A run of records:
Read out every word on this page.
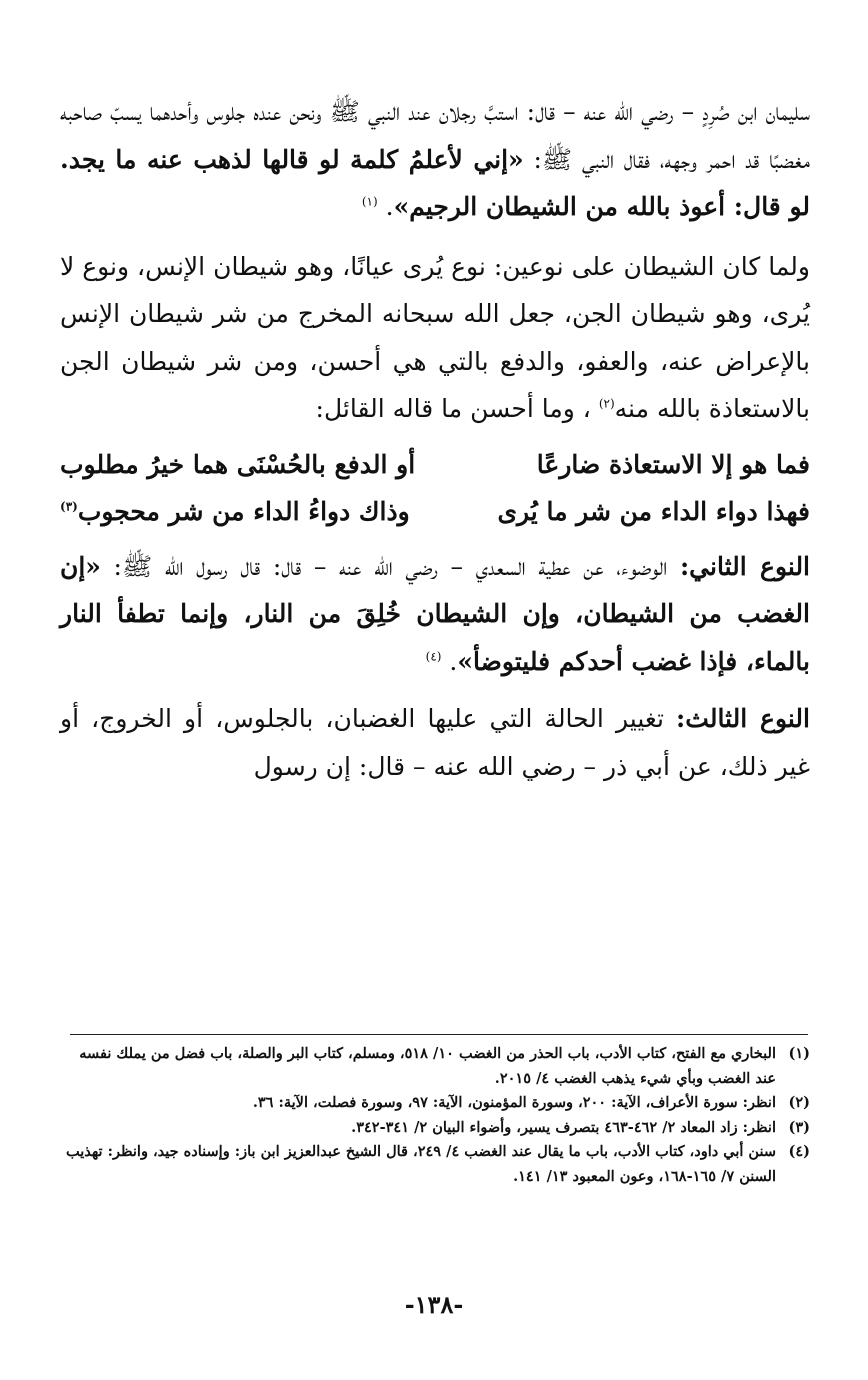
سليمان ابن صُرِدٍ – رضي الله عنه – قال: استبَّ رجلان عند النبي ﷺ ونحن عنده جلوس وأحدهما يسبّ صاحبه مغضبًا قد احمر وجهه، فقال النبي ﷺ: «إني لأعلمُ كلمة لو قالها لذهب عنه ما يجد. لو قال: أعوذ بالله من الشيطان الرجيم». $^{(١)}$

ولما كان الشيطان على نوعين: نوع يُرى عيانًا، وهو شيطان الإنس، ونوع لا يُرى، وهو شيطان الجن، جعل الله سبحانه المخرج من شر شيطان الإنس بالإعراض عنه، والعفو، والدفع بالتي هي أحسن، ومن شر شيطان الجن بالاستعاذة بالله منه$^{(٢)}$ ، وما أحسن ما قاله القائل:

فما هو إلا الاستعاذة ضارعًا
أو الدفع بالحُسْنَى هما خيرُ مطلوب
فهذا دواء الداء من شر ما يُرى
وذاك دواءُ الداء من شر محجوب$^{(٣)}$

النوع الثاني: الوضوء، عن عطية السعدي – رضي الله عنه – قال: قال رسول الله ﷺ: «إن الغضب من الشيطان، وإن الشيطان خُلِقَ من النار، وإنما تطفأ النار بالماء، فإذا غضب أحدكم فليتوضأ». $^{(٤)}$

النوع الثالث: تغيير الحالة التي عليها الغضبان، بالجلوس، أو الخروج، أو غير ذلك، عن أبي ذر – رضي الله عنه – قال: إن رسول

(١)
البخاري مع الفتح، كتاب الأدب، باب الحذر من الغضب ١٠/ ٥١٨، ومسلم، كتاب البر والصلة، باب فضل من يملك نفسه عند الغضب وبأي شيء يذهب الغضب ٤/ ٢٠١٥.
(٢)
انظر: سورة الأعراف، الآية: ٢٠٠، وسورة المؤمنون، الآية: ٩٧، وسورة فصلت، الآية: ٣٦.
(٣)
انظر: زاد المعاد ٢/ ٤٦٢-٤٦٣ بتصرف يسير، وأضواء البيان ٢/ ٣٤١-٣٤٢.
(٤)
سنن أبي داود، كتاب الأدب، باب ما يقال عند الغضب ٤/ ٢٤٩، قال الشيخ عبدالعزيز ابن باز: وإسناده جيد، وانظر: تهذيب السنن ٧/ ١٦٥-١٦٨، وعون المعبود ١٣/ ١٤١.
-١٣٨-
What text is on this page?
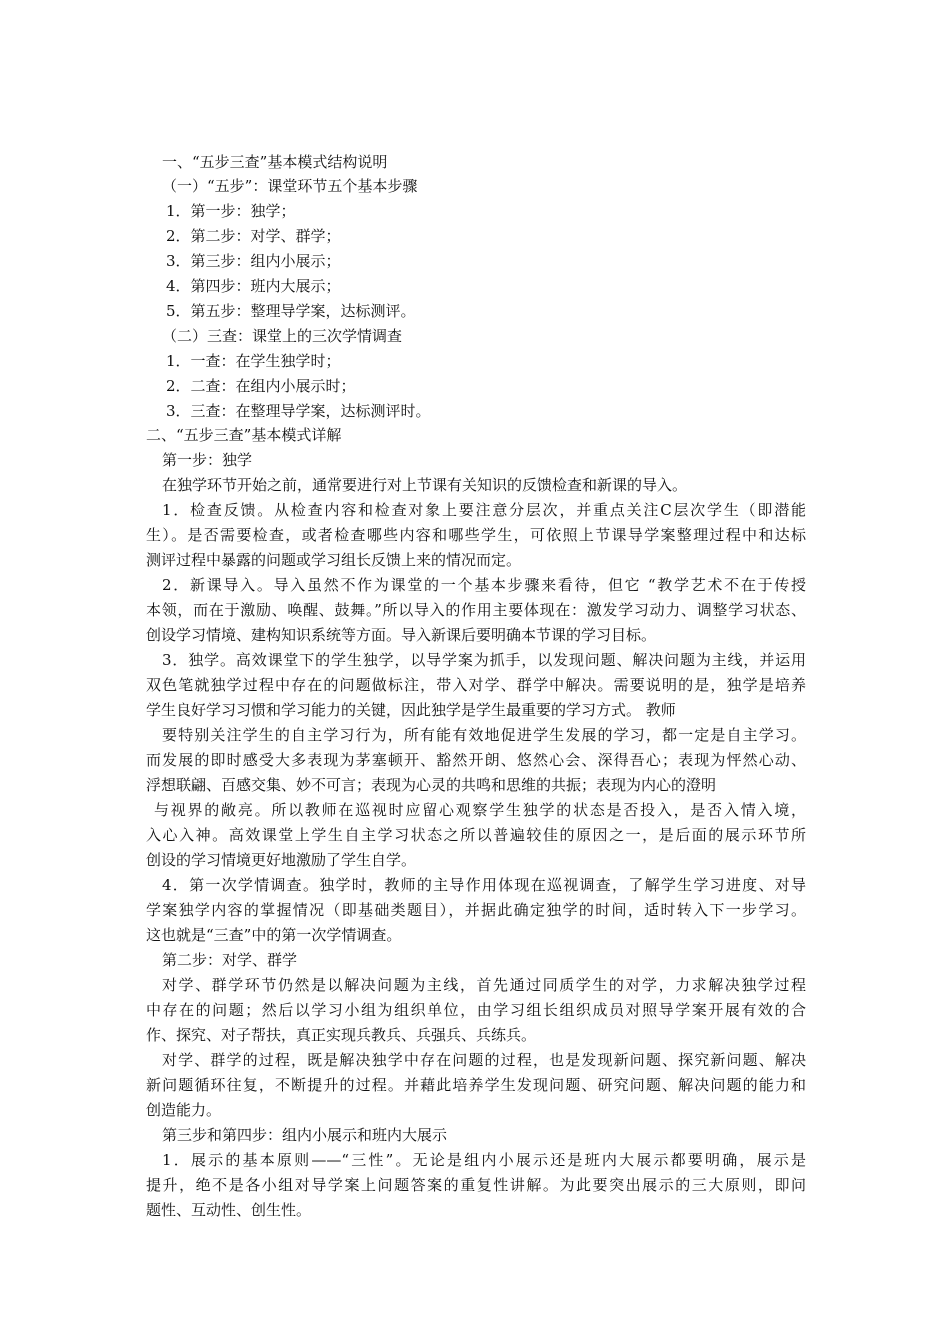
一、“五步三查”基本模式结构说明
（一）“五步”：课堂环节五个基本步骤
1．第一步：独学；
2．第二步：对学、群学；
3．第三步：组内小展示；
4．第四步：班内大展示；
5．第五步：整理导学案，达标测评。
（二）三查：课堂上的三次学情调查
1．一查：在学生独学时；
2．二查：在组内小展示时；
3．三查：在整理导学案，达标测评时。
二、“五步三查”基本模式详解
第一步：独学
在独学环节开始之前，通常要进行对上节课有关知识的反馈检查和新课的导入。
1．检查反馈。从检查内容和检查对象上要注意分层次，并重点关注C层次学生（即潜能
生）。是否需要检查，或者检查哪些内容和哪些学生，可依照上节课导学案整理过程中和达标
测评过程中暴露的问题或学习组长反馈上来的情况而定。
2．新课导入。导入虽然不作为课堂的一个基本步骤来看待，但它 “教学艺术不在于传授
本领，而在于激励、唤醒、鼓舞。”所以导入的作用主要体现在：激发学习动力、调整学习状态、
创设学习情境、建构知识系统等方面。导入新课后要明确本节课的学习目标。
3．独学。高效课堂下的学生独学，以导学案为抓手，以发现问题、解决问题为主线，并运用
双色笔就独学过程中存在的问题做标注，带入对学、群学中解决。需要说明的是，独学是培养
学生良好学习习惯和学习能力的关键，因此独学是学生最重要的学习方式。 教师
要特别关注学生的自主学习行为，所有能有效地促进学生发展的学习，都一定是自主学习。
而发展的即时感受大多表现为茅塞顿开、豁然开朗、悠然心会、深得吾心；表现为怦然心动、
浮想联翩、百感交集、妙不可言；表现为心灵的共鸣和思维的共振；表现为内心的澄明
与视界的敞亮。所以教师在巡视时应留心观察学生独学的状态是否投入，是否入情入境，
入心入神。高效课堂上学生自主学习状态之所以普遍较佳的原因之一，是后面的展示环节所
创设的学习情境更好地激励了学生自学。
4．第一次学情调查。独学时，教师的主导作用体现在巡视调查，了解学生学习进度、对导
学案独学内容的掌握情况（即基础类题目），并据此确定独学的时间，适时转入下一步学习。
这也就是“三查”中的第一次学情调查。
第二步：对学、群学
对学、群学环节仍然是以解决问题为主线，首先通过同质学生的对学，力求解决独学过程
中存在的问题；然后以学习小组为组织单位，由学习组长组织成员对照导学案开展有效的合
作、探究、对子帮扶，真正实现兵教兵、兵强兵、兵练兵。
对学、群学的过程，既是解决独学中存在问题的过程，也是发现新问题、探究新问题、解决
新问题循环往复，不断提升的过程。并藉此培养学生发现问题、研究问题、解决问题的能力和
创造能力。
第三步和第四步：组内小展示和班内大展示
1．展示的基本原则——“三性”。无论是组内小展示还是班内大展示都要明确，展示是
提升，绝不是各小组对导学案上问题答案的重复性讲解。为此要突出展示的三大原则，即问
题性、互动性、创生性。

== Exercise directions ==
Quote the listing above in full, except for the pictures.

== Solution ==
Read out every word on this page.
سليمان ابن صُرِدٍ – رضي الله عنه – قال: استبَّ رجلان عند النبي ﷺ ونحن عنده جلوس وأحدهما يسبّ صاحبه مغضبًا قد احمر وجهه، فقال النبي ﷺ: «إني لأعلمُ كلمة لو قالها لذهب عنه ما يجد. لو قال: أعوذ بالله من الشيطان الرجيم». $^{(١)}$

ولما كان الشيطان على نوعين: نوع يُرى عيانًا، وهو شيطان الإنس، ونوع لا يُرى، وهو شيطان الجن، جعل الله سبحانه المخرج من شر شيطان الإنس بالإعراض عنه، والعفو، والدفع بالتي هي أحسن، ومن شر شيطان الجن بالاستعاذة بالله منه$^{(٢)}$ ، وما أحسن ما قاله القائل:

فما هو إلا الاستعاذة ضارعًا
أو الدفع بالحُسْنَى هما خيرُ مطلوب
فهذا دواء الداء من شر ما يُرى
وذاك دواءُ الداء من شر محجوب$^{(٣)}$

النوع الثاني: الوضوء، عن عطية السعدي – رضي الله عنه – قال: قال رسول الله ﷺ: «إن الغضب من الشيطان، وإن الشيطان خُلِقَ من النار، وإنما تطفأ النار بالماء، فإذا غضب أحدكم فليتوضأ». $^{(٤)}$

النوع الثالث: تغيير الحالة التي عليها الغضبان، بالجلوس، أو الخروج، أو غير ذلك، عن أبي ذر – رضي الله عنه – قال: إن رسول

(١)
البخاري مع الفتح، كتاب الأدب، باب الحذر من الغضب ١٠/ ٥١٨، ومسلم، كتاب البر والصلة، باب فضل من يملك نفسه عند الغضب وبأي شيء يذهب الغضب ٤/ ٢٠١٥.
(٢)
انظر: سورة الأعراف، الآية: ٢٠٠، وسورة المؤمنون، الآية: ٩٧، وسورة فصلت، الآية: ٣٦.
(٣)
انظر: زاد المعاد ٢/ ٤٦٢-٤٦٣ بتصرف يسير، وأضواء البيان ٢/ ٣٤١-٣٤٢.
(٤)
سنن أبي داود، كتاب الأدب، باب ما يقال عند الغضب ٤/ ٢٤٩، قال الشيخ عبدالعزيز ابن باز: وإسناده جيد، وانظر: تهذيب السنن ٧/ ١٦٥-١٦٨، وعون المعبود ١٣/ ١٤١.
-١٣٨-
What text is on this page?
一、“五步三查”基本模式结构说明
（一）“五步”：课堂环节五个基本步骤
1．第一步：独学；
2．第二步：对学、群学；
3．第三步：组内小展示；
4．第四步：班内大展示；
5．第五步：整理导学案，达标测评。
（二）三查：课堂上的三次学情调查
1．一查：在学生独学时；
2．二查：在组内小展示时；
3．三查：在整理导学案，达标测评时。
二、“五步三查”基本模式详解
第一步：独学
在独学环节开始之前，通常要进行对上节课有关知识的反馈检查和新课的导入。
1．检查反馈。从检查内容和检查对象上要注意分层次，并重点关注C层次学生（即潜能
生）。是否需要检查，或者检查哪些内容和哪些学生，可依照上节课导学案整理过程中和达标
测评过程中暴露的问题或学习组长反馈上来的情况而定。
2．新课导入。导入虽然不作为课堂的一个基本步骤来看待，但它 “教学艺术不在于传授
本领，而在于激励、唤醒、鼓舞。”所以导入的作用主要体现在：激发学习动力、调整学习状态、
创设学习情境、建构知识系统等方面。导入新课后要明确本节课的学习目标。
3．独学。高效课堂下的学生独学，以导学案为抓手，以发现问题、解决问题为主线，并运用
双色笔就独学过程中存在的问题做标注，带入对学、群学中解决。需要说明的是，独学是培养
学生良好学习习惯和学习能力的关键，因此独学是学生最重要的学习方式。 教师
要特别关注学生的自主学习行为，所有能有效地促进学生发展的学习，都一定是自主学习。
而发展的即时感受大多表现为茅塞顿开、豁然开朗、悠然心会、深得吾心；表现为怦然心动、
浮想联翩、百感交集、妙不可言；表现为心灵的共鸣和思维的共振；表现为内心的澄明
与视界的敞亮。所以教师在巡视时应留心观察学生独学的状态是否投入，是否入情入境，
入心入神。高效课堂上学生自主学习状态之所以普遍较佳的原因之一，是后面的展示环节所
创设的学习情境更好地激励了学生自学。
4．第一次学情调查。独学时，教师的主导作用体现在巡视调查，了解学生学习进度、对导
学案独学内容的掌握情况（即基础类题目），并据此确定独学的时间，适时转入下一步学习。
这也就是“三查”中的第一次学情调查。
第二步：对学、群学
对学、群学环节仍然是以解决问题为主线，首先通过同质学生的对学，力求解决独学过程
中存在的问题；然后以学习小组为组织单位，由学习组长组织成员对照导学案开展有效的合
作、探究、对子帮扶，真正实现兵教兵、兵强兵、兵练兵。
对学、群学的过程，既是解决独学中存在问题的过程，也是发现新问题、探究新问题、解决
新问题循环往复，不断提升的过程。并藉此培养学生发现问题、研究问题、解决问题的能力和
创造能力。
第三步和第四步：组内小展示和班内大展示
1．展示的基本原则——“三性”。无论是组内小展示还是班内大展示都要明确，展示是
提升，绝不是各小组对导学案上问题答案的重复性讲解。为此要突出展示的三大原则，即问
题性、互动性、创生性。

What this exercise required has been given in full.